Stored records
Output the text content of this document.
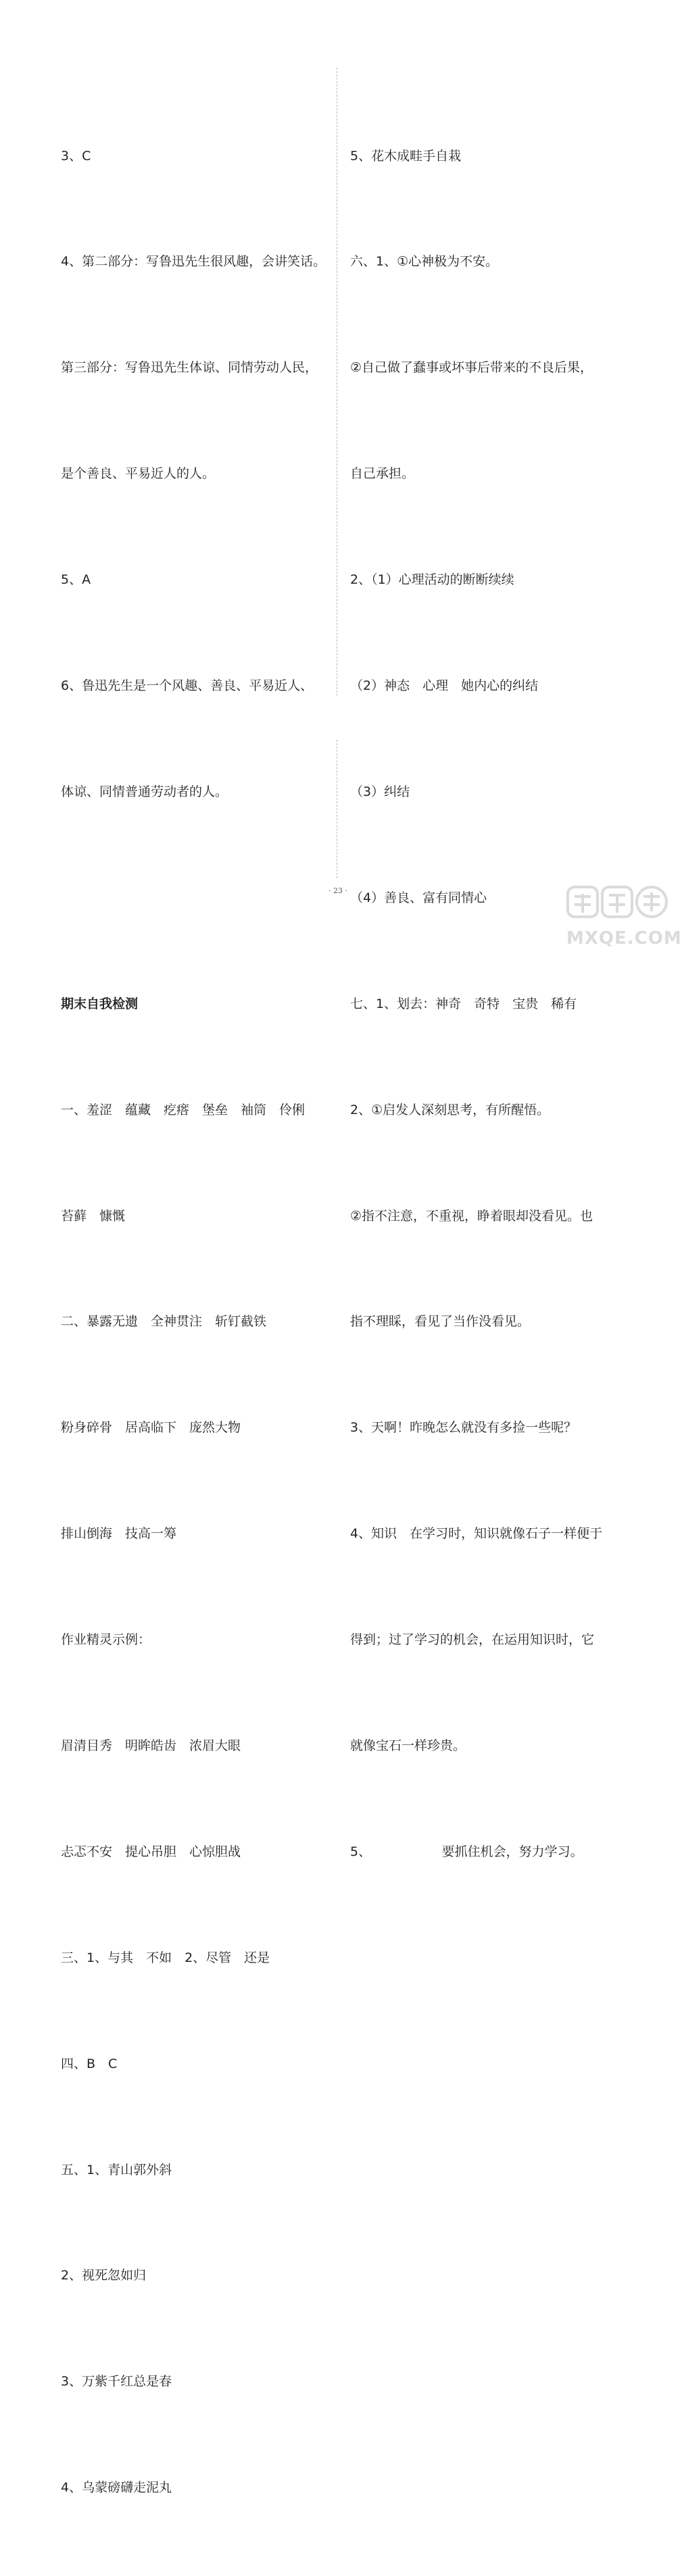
3、C

4、第二部分：写鲁迅先生很风趣，会讲笑话。

第三部分：写鲁迅先生体谅、同情劳动人民，

是个善良、平易近人的人。

5、A

6、鲁迅先生是一个风趣、善良、平易近人、

体谅、同情普通劳动者的人。

期末自我检测

一、羞涩　蕴藏　疙瘩　堡垒　袖筒　伶俐

苔藓　慷慨

二、暴露无遗　全神贯注　斩钉截铁

粉身碎骨　居高临下　庞然大物

排山倒海　技高一筹

作业精灵示例：

眉清目秀　明眸皓齿　浓眉大眼

忐忑不安　提心吊胆　心惊胆战

三、1、与其　不如　2、尽管　还是

四、B　C

五、1、青山郭外斜

2、视死忽如归

3、万紫千红总是春

4、乌蒙磅礴走泥丸

5、花木成畦手自栽

六、1、①心神极为不安。

②自己做了蠢事或坏事后带来的不良后果，

自己承担。

2、（1）心理活动的断断续续

（2）神态　心理　她内心的纠结

（3）纠结

（4）善良、富有同情心

七、1、划去：神奇　奇特　宝贵　稀有

2、①启发人深刻思考，有所醒悟。

②指不注意，不重视，睁着眼却没看见。也

指不理睬，看见了当作没看见。

3、天啊！昨晚怎么就没有多捡一些呢？

4、知识　在学习时，知识就像石子一样便于

得到；过了学习的机会，在运用知识时，它

就像宝石一样珍贵。

5、　　　　　　要抓住机会，努力学习。

· 23 ·
MXQE.COM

WHAT TO WORK ON: Copy the material exactly. Do not include the pictures.

SOLUTION BELOW:
Output the text content of this document.
3、C

4、第二部分：写鲁迅先生很风趣，会讲笑话。

第三部分：写鲁迅先生体谅、同情劳动人民，

是个善良、平易近人的人。

5、A

6、鲁迅先生是一个风趣、善良、平易近人、

体谅、同情普通劳动者的人。

期末自我检测

一、羞涩　蕴藏　疙瘩　堡垒　袖筒　伶俐

苔藓　慷慨

二、暴露无遗　全神贯注　斩钉截铁

粉身碎骨　居高临下　庞然大物

排山倒海　技高一筹

作业精灵示例：

眉清目秀　明眸皓齿　浓眉大眼

忐忑不安　提心吊胆　心惊胆战

三、1、与其　不如　2、尽管　还是

四、B　C

五、1、青山郭外斜

2、视死忽如归

3、万紫千红总是春

4、乌蒙磅礴走泥丸

5、花木成畦手自栽

六、1、①心神极为不安。

②自己做了蠢事或坏事后带来的不良后果，

自己承担。

2、（1）心理活动的断断续续

（2）神态　心理　她内心的纠结

（3）纠结

（4）善良、富有同情心

七、1、划去：神奇　奇特　宝贵　稀有

2、①启发人深刻思考，有所醒悟。

②指不注意，不重视，睁着眼却没看见。也

指不理睬，看见了当作没看见。

3、天啊！昨晚怎么就没有多捡一些呢？

4、知识　在学习时，知识就像石子一样便于

得到；过了学习的机会，在运用知识时，它

就像宝石一样珍贵。

5、　　　　　　要抓住机会，努力学习。

· 23 ·
MXQE.COM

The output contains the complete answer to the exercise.